> **WHAT NEEDS TO BE DONE**: Find the word "true" in the records below. List each line containing it.

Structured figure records
--

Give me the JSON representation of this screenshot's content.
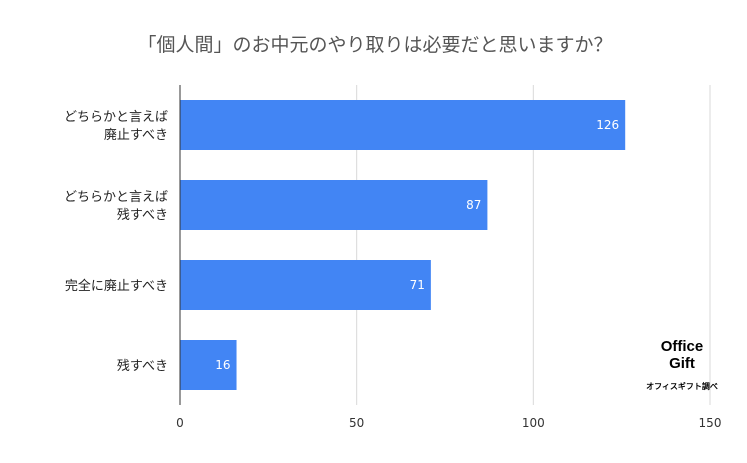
{
  "chart_data": {
    "type": "bar",
    "orientation": "horizontal",
    "title": "「個人間」のお中元のやり取りは必要だと思いますか？",
    "categories": [
      [
        "どちらかと言えば",
        "廃止すべき"
      ],
      [
        "どちらかと言えば",
        "残すべき"
      ],
      [
        "完全に廃止すべき"
      ],
      [
        "残すべき"
      ]
    ],
    "values": [
      126,
      87,
      71,
      16
    ],
    "xlim": [
      0,
      150
    ],
    "xticks": [
      0,
      50,
      100,
      150
    ],
    "grid": true,
    "bar_color": "#4285f4",
    "value_labels_inside": true
  },
  "logo": {
    "line1": "Office",
    "line2": "Gift",
    "caption": "オフィスギフト調べ"
  }
}
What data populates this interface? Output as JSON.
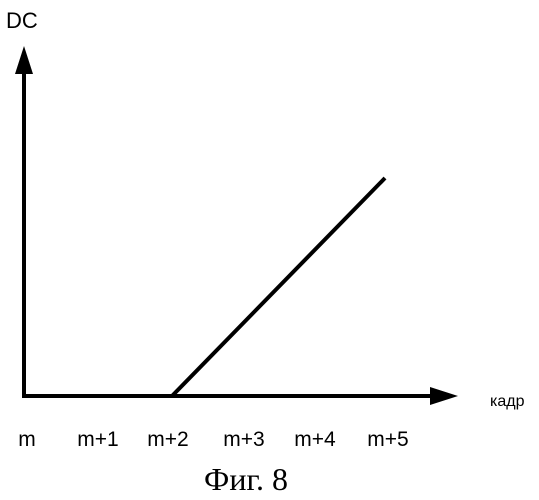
{
  "chart_data": {
    "type": "line",
    "ylabel": "DC",
    "xlabel": "кадр",
    "categories": [
      "m",
      "m+1",
      "m+2",
      "m+3",
      "m+4",
      "m+5"
    ],
    "series": [
      {
        "points": [
          {
            "x": "m",
            "y": 0
          },
          {
            "x": "m+2",
            "y": 0
          },
          {
            "x": "m+5",
            "y": 1
          }
        ]
      }
    ],
    "grid": false
  },
  "caption": "Фиг. 8"
}
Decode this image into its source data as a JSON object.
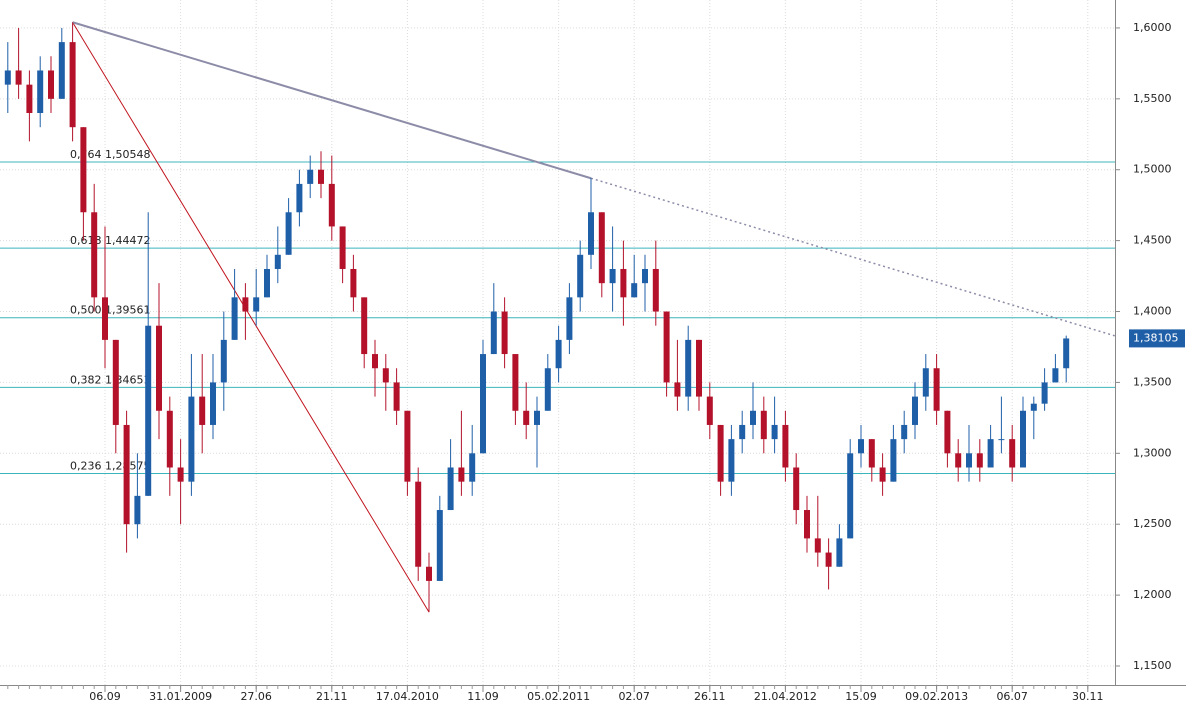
{
  "chart_data": {
    "type": "candlestick",
    "categories": [
      null,
      null,
      null,
      null,
      null,
      null,
      null,
      null,
      null,
      null,
      "06.09",
      null,
      null,
      null,
      null,
      null,
      null,
      "31.01.2009",
      null,
      null,
      null,
      null,
      null,
      null,
      "27.06",
      null,
      null,
      null,
      null,
      null,
      null,
      "21.11",
      null,
      null,
      null,
      null,
      null,
      null,
      "17.04.2010",
      null,
      null,
      null,
      null,
      null,
      null,
      "11.09",
      null,
      null,
      null,
      null,
      null,
      null,
      "05.02.2011",
      null,
      null,
      null,
      null,
      null,
      null,
      "02.07",
      null,
      null,
      null,
      null,
      null,
      null,
      "26.11",
      null,
      null,
      null,
      null,
      null,
      null,
      "21.04.2012",
      null,
      null,
      null,
      null,
      null,
      null,
      "15.09",
      null,
      null,
      null,
      null,
      null,
      null,
      "09.02.2013",
      null,
      null,
      null,
      null,
      null,
      null,
      "06.07",
      null,
      null,
      null,
      null,
      null,
      null,
      "30.11"
    ],
    "open": [
      1.53,
      1.56,
      1.57,
      1.56,
      1.54,
      1.57,
      1.55,
      1.59,
      1.53,
      1.47,
      1.41,
      1.38,
      1.32,
      1.25,
      1.27,
      1.39,
      1.33,
      1.29,
      1.28,
      1.34,
      1.32,
      1.35,
      1.38,
      1.41,
      1.4,
      1.41,
      1.43,
      1.44,
      1.47,
      1.49,
      1.5,
      1.49,
      1.46,
      1.43,
      1.41,
      1.37,
      1.36,
      1.35,
      1.33,
      1.28,
      1.22,
      1.21,
      1.26,
      1.29,
      1.28,
      1.3,
      1.37,
      1.4,
      1.37,
      1.33,
      1.32,
      1.33,
      1.36,
      1.38,
      1.41,
      1.44,
      1.47,
      1.42,
      1.43,
      1.41,
      1.42,
      1.43,
      1.4,
      1.35,
      1.34,
      1.38,
      1.34,
      1.32,
      1.28,
      1.31,
      1.32,
      1.33,
      1.31,
      1.32,
      1.29,
      1.26,
      1.24,
      1.23,
      1.22,
      1.24,
      1.3,
      1.31,
      1.29,
      1.28,
      1.31,
      1.32,
      1.34,
      1.36,
      1.33,
      1.3,
      1.29,
      1.3,
      1.29,
      1.31,
      1.31,
      1.29,
      1.33,
      1.335,
      1.35,
      1.36,
      null,
      null
    ],
    "high": [
      1.58,
      1.59,
      1.6,
      1.57,
      1.58,
      1.58,
      1.6,
      1.604,
      1.53,
      1.49,
      1.46,
      1.38,
      1.33,
      1.3,
      1.47,
      1.42,
      1.34,
      1.31,
      1.37,
      1.37,
      1.37,
      1.4,
      1.43,
      1.42,
      1.43,
      1.44,
      1.46,
      1.48,
      1.5,
      1.51,
      1.513,
      1.51,
      1.46,
      1.44,
      1.41,
      1.38,
      1.37,
      1.36,
      1.33,
      1.29,
      1.23,
      1.27,
      1.31,
      1.33,
      1.32,
      1.38,
      1.42,
      1.41,
      1.37,
      1.35,
      1.34,
      1.37,
      1.39,
      1.42,
      1.45,
      1.494,
      1.47,
      1.46,
      1.45,
      1.44,
      1.44,
      1.45,
      1.4,
      1.38,
      1.39,
      1.38,
      1.35,
      1.32,
      1.32,
      1.33,
      1.35,
      1.34,
      1.34,
      1.33,
      1.3,
      1.27,
      1.27,
      1.24,
      1.25,
      1.31,
      1.32,
      1.31,
      1.3,
      1.32,
      1.33,
      1.35,
      1.37,
      1.37,
      1.33,
      1.31,
      1.32,
      1.31,
      1.32,
      1.34,
      1.32,
      1.34,
      1.34,
      1.36,
      1.37,
      1.383,
      null,
      null
    ],
    "low": [
      1.51,
      1.54,
      1.55,
      1.52,
      1.53,
      1.54,
      1.55,
      1.52,
      1.45,
      1.4,
      1.36,
      1.3,
      1.23,
      1.24,
      1.27,
      1.31,
      1.27,
      1.25,
      1.27,
      1.3,
      1.31,
      1.33,
      1.38,
      1.38,
      1.39,
      1.41,
      1.42,
      1.44,
      1.46,
      1.48,
      1.48,
      1.45,
      1.42,
      1.4,
      1.36,
      1.34,
      1.33,
      1.32,
      1.27,
      1.21,
      1.188,
      1.21,
      1.26,
      1.27,
      1.27,
      1.3,
      1.37,
      1.36,
      1.32,
      1.31,
      1.29,
      1.33,
      1.35,
      1.37,
      1.4,
      1.43,
      1.41,
      1.4,
      1.39,
      1.41,
      1.4,
      1.39,
      1.34,
      1.33,
      1.33,
      1.33,
      1.31,
      1.27,
      1.27,
      1.3,
      1.31,
      1.3,
      1.3,
      1.28,
      1.25,
      1.23,
      1.22,
      1.204,
      1.22,
      1.24,
      1.29,
      1.28,
      1.27,
      1.28,
      1.3,
      1.31,
      1.33,
      1.32,
      1.29,
      1.28,
      1.28,
      1.28,
      1.29,
      1.3,
      1.28,
      1.29,
      1.31,
      1.33,
      1.35,
      1.35,
      null,
      null
    ],
    "close": [
      1.56,
      1.57,
      1.56,
      1.54,
      1.57,
      1.55,
      1.59,
      1.53,
      1.47,
      1.41,
      1.38,
      1.32,
      1.25,
      1.27,
      1.39,
      1.33,
      1.29,
      1.28,
      1.34,
      1.32,
      1.35,
      1.38,
      1.41,
      1.4,
      1.41,
      1.43,
      1.44,
      1.47,
      1.49,
      1.5,
      1.49,
      1.46,
      1.43,
      1.41,
      1.37,
      1.36,
      1.35,
      1.33,
      1.28,
      1.22,
      1.21,
      1.26,
      1.29,
      1.28,
      1.3,
      1.37,
      1.4,
      1.37,
      1.33,
      1.32,
      1.33,
      1.36,
      1.38,
      1.41,
      1.44,
      1.47,
      1.42,
      1.43,
      1.41,
      1.42,
      1.43,
      1.4,
      1.35,
      1.34,
      1.38,
      1.34,
      1.32,
      1.28,
      1.31,
      1.32,
      1.33,
      1.31,
      1.32,
      1.29,
      1.26,
      1.24,
      1.23,
      1.22,
      1.24,
      1.3,
      1.31,
      1.29,
      1.28,
      1.31,
      1.32,
      1.34,
      1.36,
      1.33,
      1.3,
      1.29,
      1.3,
      1.29,
      1.31,
      1.31,
      1.29,
      1.33,
      1.335,
      1.35,
      1.36,
      1.381,
      null,
      null
    ],
    "up_color": "#1f5fa8",
    "down_color": "#b3122a",
    "ylim": [
      1.1366,
      1.6197
    ],
    "yticks": [
      {
        "value": 1.15,
        "label": "1,1500"
      },
      {
        "value": 1.2,
        "label": "1,2000"
      },
      {
        "value": 1.25,
        "label": "1,2500"
      },
      {
        "value": 1.3,
        "label": "1,3000"
      },
      {
        "value": 1.35,
        "label": "1,3500"
      },
      {
        "value": 1.4,
        "label": "1,4000"
      },
      {
        "value": 1.45,
        "label": "1,4500"
      },
      {
        "value": 1.5,
        "label": "1,5000"
      },
      {
        "value": 1.55,
        "label": "1,5500"
      },
      {
        "value": 1.6,
        "label": "1,6000"
      }
    ],
    "grid": true,
    "fib_color": "#3cb4bc",
    "fib_levels": [
      {
        "value": 1.50548,
        "label": "0,764 1,50548"
      },
      {
        "value": 1.44472,
        "label": "0,618 1,44472"
      },
      {
        "value": 1.39561,
        "label": "0,500 1,39561"
      },
      {
        "value": 1.34651,
        "label": "0,382 1,34651"
      },
      {
        "value": 1.28575,
        "label": "0,236 1,28575"
      }
    ],
    "trend_lines": [
      {
        "from_index": 7,
        "from_value": 1.604,
        "to_index": 40,
        "to_value": 1.188,
        "color": "#c0141e",
        "extend": false
      },
      {
        "from_index": 7,
        "from_value": 1.604,
        "to_index": 55,
        "to_value": 1.494,
        "color": "#8c8ca8",
        "extend": true
      }
    ],
    "last_price": {
      "value": 1.38105,
      "label": "1,38105"
    }
  }
}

--

> **TASK ANSWER**:
    "grid": true,
    "value_labels_inside": true
    "grid": true,
        "extend": true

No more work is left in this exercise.